=== TASK REQUIREMENTS ===
Please restate the following records word for word.

-- start of SUPPLIED RECORDS --

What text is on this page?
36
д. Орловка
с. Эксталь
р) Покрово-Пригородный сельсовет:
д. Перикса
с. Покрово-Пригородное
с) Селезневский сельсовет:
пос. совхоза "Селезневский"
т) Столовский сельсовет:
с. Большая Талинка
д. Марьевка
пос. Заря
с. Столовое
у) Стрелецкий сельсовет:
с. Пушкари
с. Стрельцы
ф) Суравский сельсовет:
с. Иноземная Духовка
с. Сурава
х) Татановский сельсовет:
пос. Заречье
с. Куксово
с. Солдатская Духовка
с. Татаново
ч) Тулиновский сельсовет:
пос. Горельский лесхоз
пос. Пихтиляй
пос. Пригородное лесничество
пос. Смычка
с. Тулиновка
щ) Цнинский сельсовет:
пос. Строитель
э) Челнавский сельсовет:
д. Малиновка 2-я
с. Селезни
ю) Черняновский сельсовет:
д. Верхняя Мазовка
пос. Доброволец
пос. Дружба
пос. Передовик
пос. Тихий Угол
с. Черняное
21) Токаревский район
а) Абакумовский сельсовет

-- end of SUPPLIED RECORDS --

=== RESPONSE TO THE EXERCISE ===
What text is on this page?
36
д. Орловка
с. Эксталь
р) Покрово-Пригородный сельсовет:
д. Перикса
с. Покрово-Пригородное
с) Селезневский сельсовет:
пос. совхоза "Селезневский"
т) Столовский сельсовет:
с. Большая Талинка
д. Марьевка
пос. Заря
с. Столовое
у) Стрелецкий сельсовет:
с. Пушкари
с. Стрельцы
ф) Суравский сельсовет:
с. Иноземная Духовка
с. Сурава
х) Татановский сельсовет:
пос. Заречье
с. Куксово
с. Солдатская Духовка
с. Татаново
ч) Тулиновский сельсовет:
пос. Горельский лесхоз
пос. Пихтиляй
пос. Пригородное лесничество
пос. Смычка
с. Тулиновка
щ) Цнинский сельсовет:
пос. Строитель
э) Челнавский сельсовет:
д. Малиновка 2-я
с. Селезни
ю) Черняновский сельсовет:
д. Верхняя Мазовка
пос. Доброволец
пос. Дружба
пос. Передовик
пос. Тихий Угол
с. Черняное
21) Токаревский район
а) Абакумовский сельсовет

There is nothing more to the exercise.